- Text segment
========
My wife and I do not necessarily want to rely on the federal and state governments for Alex’s future housing and other major needs. Ideally, we’d love to get together with other parents of disabled children and work together to set up a place where all of our kids can live, pooling our resources so that trained staff can come in and help out. For various reasons (which we’ll get to in future posts), this utopian concept would be a mighty hard go in real life. Maybe that will change in the next ten years, but for now let’s take it as a given that caring for Alex as an adult will require cooperation between his parents and the state.
Except no. Because the state of Connecticut — despite a Department of Developmental Services budget of $1.1 billion, the second highest per-person in the country — has no resources to help people like Alex. As things stand now, when Alex is grown, he will not move into a group home or his own apartment. He will be placed on a waiting list. And then he will wait for a long, long time.
I recently attended an eye-opening meeting of The Arc of Connecticut. They’re an advocacy group that focuses on improving the lives of people with intellectual and physical disabilities — and specifically focuses on exposing the state’s disastrous mismanagement of resources.
How disastrous? How about this: Currently, there is no residential support whatsoever for disabled adults except in cases of dire emergency. None. Zippo. Instead, there is only the waiting list, with over 2,000 people on it as of June 2014.
The 2,000 people fall into one of four categories: E, P1, P2, and P3. E stands for Emergency. These are disabled adults with absolutely no resources of their own: Their parents have died, and they have no other family able or willing to care for them. The law (and simple, human compassion) requires the state of Connecticut to find a place for these people to live. As of March 2014, there were about 30 people classified in this way.
The P of P1, P2, and P3 stands for “Priority.” A disabled adult classified as P1 is supposed to get help within one year. This never happens, so you can imagine what sort of hope the P2 and P3 cases have.
So where, you might well ask, is that $1.1 billion dollars going? Is anybody getting help in the state of Connecticut?
Of course! The people who are already in the system are getting help. It’s simply that there is no room for anybody else. And why is that? Well, let’s take a closer look at the numbers — provided, once again, by Arc.
Services in Connecticut flow from two sources: The state itself, and a number of private providers. Each gets about half of the giant pool of money budgeted each year by the state government. But the two sides are using that money very differently. According to a report from Connecticut’s own Department of Developmental Services (acquired by Arc via a 2014 FoIA request), the state is spending $367,000 per person to maintain 937 disabled individuals in various residences. Private group homes, on the other hand, are helping closer to 3,000 people… at a cost of just $129,000 per person.
In 2012, a study sponsored by the Connecticut General Assembly came to the blindingly obvious conclusion that maybe the state should rely more on private providers, and close down its public institutions. The Arc estimates that doing so would eliminate the waiting list. But the results of that study have been ignored. (Or, well, maybe it’s been read a bunch of times, and frowned over appropriately, but nothing major has happened as a result.)
========
- Complete the following
**A.** In the post, how much does the state of Connecticut spend per person to maintain disabled individuals in its residences?
**B.** Copy the post word for word from "My wife and" up to and including "and the state.".
**C.** Name every category on Connecticut's waiting list given in the post.

- Source material
========
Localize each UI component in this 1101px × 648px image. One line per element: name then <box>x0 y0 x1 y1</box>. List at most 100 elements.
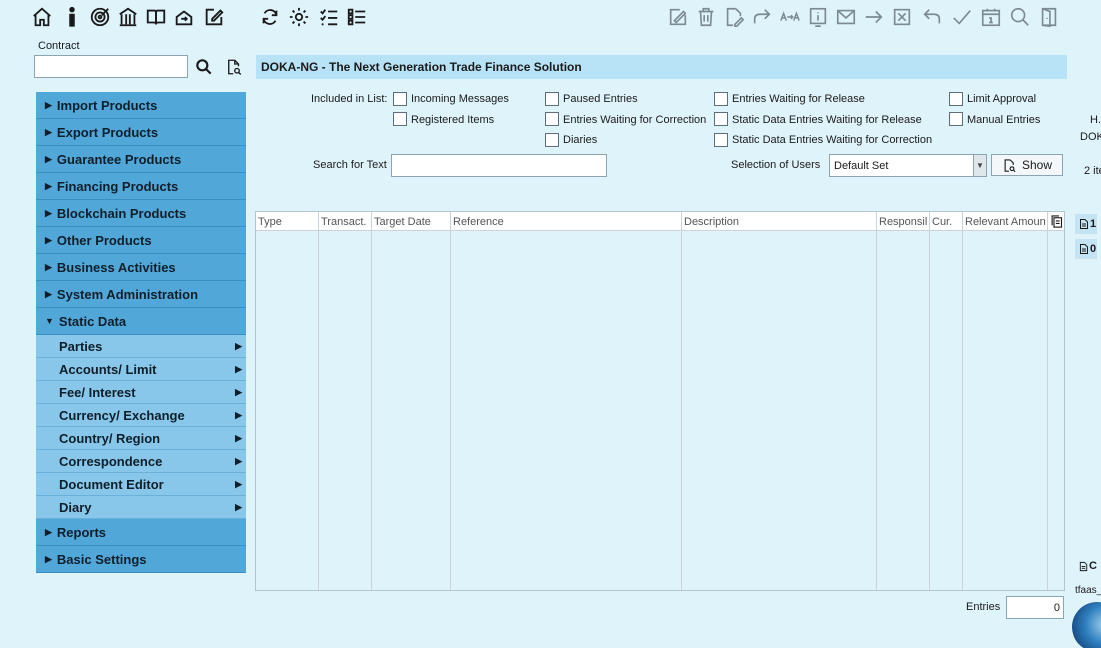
========
- The responses
**A.** $367,000 per person.

**B.**
My wife and I do not necessarily want to rely on the federal and state governments for Alex’s future housing and other major needs. Ideally, we’d love to get together with other parents of disabled children and work together to set up a place where all of our kids can live, pooling our resources so that trained staff can come in and help out. For various reasons (which we’ll get to in future posts), this utopian concept would be a mighty hard go in real life. Maybe that will change in the next ten years, but for now let’s take it as a given that caring for Alex as an adult will require cooperation between his parents and the state.

**C.** E, P1, P2, P3